### Request
Reproduce every record below exactly as written, leaving out any pictures.
—————
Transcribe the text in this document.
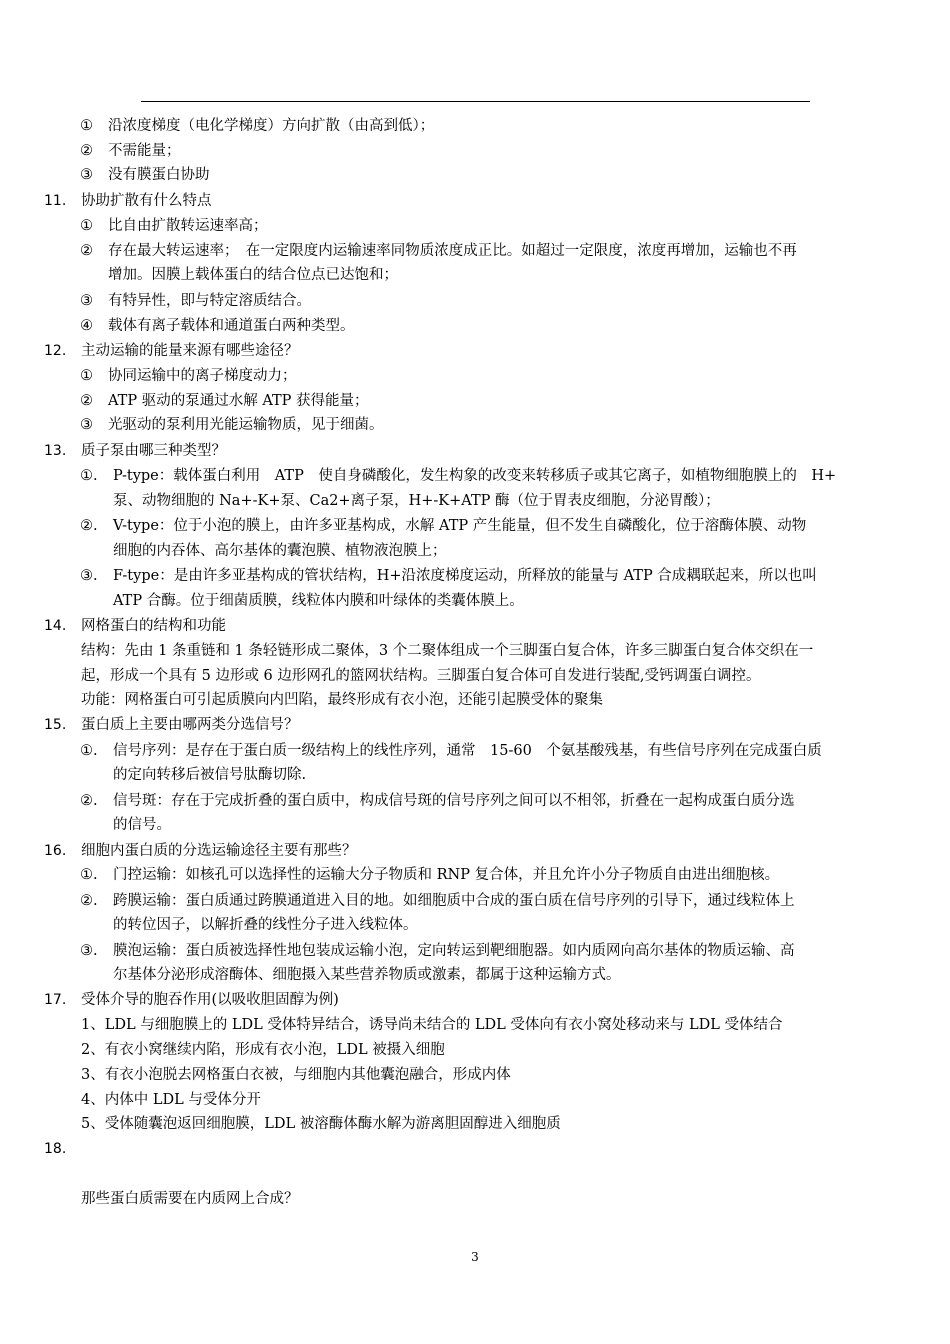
① 沿浓度梯度（电化学梯度）方向扩散（由高到低）；
② 不需能量；
③ 没有膜蛋白协助
11.	协助扩散有什么特点
① 比自由扩散转运速率高；
② 存在最大转运速率；　在一定限度内运输速率同物质浓度成正比。如超过一定限度，浓度再增加，运输也不再
增加。因膜上载体蛋白的结合位点已达饱和；
③ 有特异性，即与特定溶质结合。
④ 载体有离子载体和通道蛋白两种类型。
12.	主动运输的能量来源有哪些途径？
① 协同运输中的离子梯度动力；
② ATP 驱动的泵通过水解 ATP 获得能量；
③ 光驱动的泵利用光能运输物质，见于细菌。
13.	质子泵由哪三种类型？
①. P-type：载体蛋白利用　ATP　使自身磷酸化，发生构象的改变来转移质子或其它离子，如植物细胞膜上的　H+
泵、动物细胞的 Na+-K+泵、Ca2+离子泵，H+-K+ATP 酶（位于胃表皮细胞，分泌胃酸）；
②. V-type：位于小泡的膜上，由许多亚基构成，水解 ATP 产生能量，但不发生自磷酸化，位于溶酶体膜、动物
细胞的内吞体、高尔基体的囊泡膜、植物液泡膜上；
③. F-type：是由许多亚基构成的管状结构，H+沿浓度梯度运动，所释放的能量与 ATP 合成耦联起来，所以也叫
ATP 合酶。位于细菌质膜，线粒体内膜和叶绿体的类囊体膜上。
14.	网格蛋白的结构和功能
结构：先由 1 条重链和 1 条轻链形成二聚体，3 个二聚体组成一个三脚蛋白复合体，许多三脚蛋白复合体交织在一
起，形成一个具有 5 边形或 6 边形网孔的篮网状结构。三脚蛋白复合体可自发进行装配,受钙调蛋白调控。
功能：网格蛋白可引起质膜向内凹陷，最终形成有衣小泡，还能引起膜受体的聚集
15.	蛋白质上主要由哪两类分选信号？
①. 信号序列：是存在于蛋白质一级结构上的线性序列，通常　15-60　个氨基酸残基，有些信号序列在完成蛋白质
的定向转移后被信号肽酶切除.
②. 信号斑：存在于完成折叠的蛋白质中，构成信号斑的信号序列之间可以不相邻，折叠在一起构成蛋白质分选
的信号。
16.	细胞内蛋白质的分选运输途径主要有那些？
①. 门控运输：如核孔可以选择性的运输大分子物质和 RNP 复合体，并且允许小分子物质自由进出细胞核。
②. 跨膜运输：蛋白质通过跨膜通道进入目的地。如细胞质中合成的蛋白质在信号序列的引导下，通过线粒体上
的转位因子，以解折叠的线性分子进入线粒体。
③. 膜泡运输：蛋白质被选择性地包装成运输小泡，定向转运到靶细胞器。如内质网向高尔基体的物质运输、高
尔基体分泌形成溶酶体、细胞摄入某些营养物质或激素，都属于这种运输方式。
17.	受体介导的胞吞作用(以吸收胆固醇为例)
1、LDL 与细胞膜上的 LDL 受体特异结合，诱导尚未结合的 LDL 受体向有衣小窝处移动来与 LDL 受体结合
2、有衣小窝继续内陷，形成有衣小泡，LDL 被摄入细胞
3、有衣小泡脱去网格蛋白衣被，与细胞内其他囊泡融合，形成内体
4、内体中 LDL 与受体分开
5、受体随囊泡返回细胞膜，LDL 被溶酶体酶水解为游离胆固醇进入细胞质
18.
那些蛋白质需要在内质网上合成？
3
—————
### Solution to the problem
Transcribe the text in this document.
① 沿浓度梯度（电化学梯度）方向扩散（由高到低）；
② 不需能量；
③ 没有膜蛋白协助
11.	协助扩散有什么特点
① 比自由扩散转运速率高；
② 存在最大转运速率；　在一定限度内运输速率同物质浓度成正比。如超过一定限度，浓度再增加，运输也不再
增加。因膜上载体蛋白的结合位点已达饱和；
③ 有特异性，即与特定溶质结合。
④ 载体有离子载体和通道蛋白两种类型。
12.	主动运输的能量来源有哪些途径？
① 协同运输中的离子梯度动力；
② ATP 驱动的泵通过水解 ATP 获得能量；
③ 光驱动的泵利用光能运输物质，见于细菌。
13.	质子泵由哪三种类型？
①. P-type：载体蛋白利用　ATP　使自身磷酸化，发生构象的改变来转移质子或其它离子，如植物细胞膜上的　H+
泵、动物细胞的 Na+-K+泵、Ca2+离子泵，H+-K+ATP 酶（位于胃表皮细胞，分泌胃酸）；
②. V-type：位于小泡的膜上，由许多亚基构成，水解 ATP 产生能量，但不发生自磷酸化，位于溶酶体膜、动物
细胞的内吞体、高尔基体的囊泡膜、植物液泡膜上；
③. F-type：是由许多亚基构成的管状结构，H+沿浓度梯度运动，所释放的能量与 ATP 合成耦联起来，所以也叫
ATP 合酶。位于细菌质膜，线粒体内膜和叶绿体的类囊体膜上。
14.	网格蛋白的结构和功能
结构：先由 1 条重链和 1 条轻链形成二聚体，3 个二聚体组成一个三脚蛋白复合体，许多三脚蛋白复合体交织在一
起，形成一个具有 5 边形或 6 边形网孔的篮网状结构。三脚蛋白复合体可自发进行装配,受钙调蛋白调控。
功能：网格蛋白可引起质膜向内凹陷，最终形成有衣小泡，还能引起膜受体的聚集
15.	蛋白质上主要由哪两类分选信号？
①. 信号序列：是存在于蛋白质一级结构上的线性序列，通常　15-60　个氨基酸残基，有些信号序列在完成蛋白质
的定向转移后被信号肽酶切除.
②. 信号斑：存在于完成折叠的蛋白质中，构成信号斑的信号序列之间可以不相邻，折叠在一起构成蛋白质分选
的信号。
16.	细胞内蛋白质的分选运输途径主要有那些？
①. 门控运输：如核孔可以选择性的运输大分子物质和 RNP 复合体，并且允许小分子物质自由进出细胞核。
②. 跨膜运输：蛋白质通过跨膜通道进入目的地。如细胞质中合成的蛋白质在信号序列的引导下，通过线粒体上
的转位因子，以解折叠的线性分子进入线粒体。
③. 膜泡运输：蛋白质被选择性地包装成运输小泡，定向转运到靶细胞器。如内质网向高尔基体的物质运输、高
尔基体分泌形成溶酶体、细胞摄入某些营养物质或激素，都属于这种运输方式。
17.	受体介导的胞吞作用(以吸收胆固醇为例)
1、LDL 与细胞膜上的 LDL 受体特异结合，诱导尚未结合的 LDL 受体向有衣小窝处移动来与 LDL 受体结合
2、有衣小窝继续内陷，形成有衣小泡，LDL 被摄入细胞
3、有衣小泡脱去网格蛋白衣被，与细胞内其他囊泡融合，形成内体
4、内体中 LDL 与受体分开
5、受体随囊泡返回细胞膜，LDL 被溶酶体酶水解为游离胆固醇进入细胞质
18.
那些蛋白质需要在内质网上合成？
3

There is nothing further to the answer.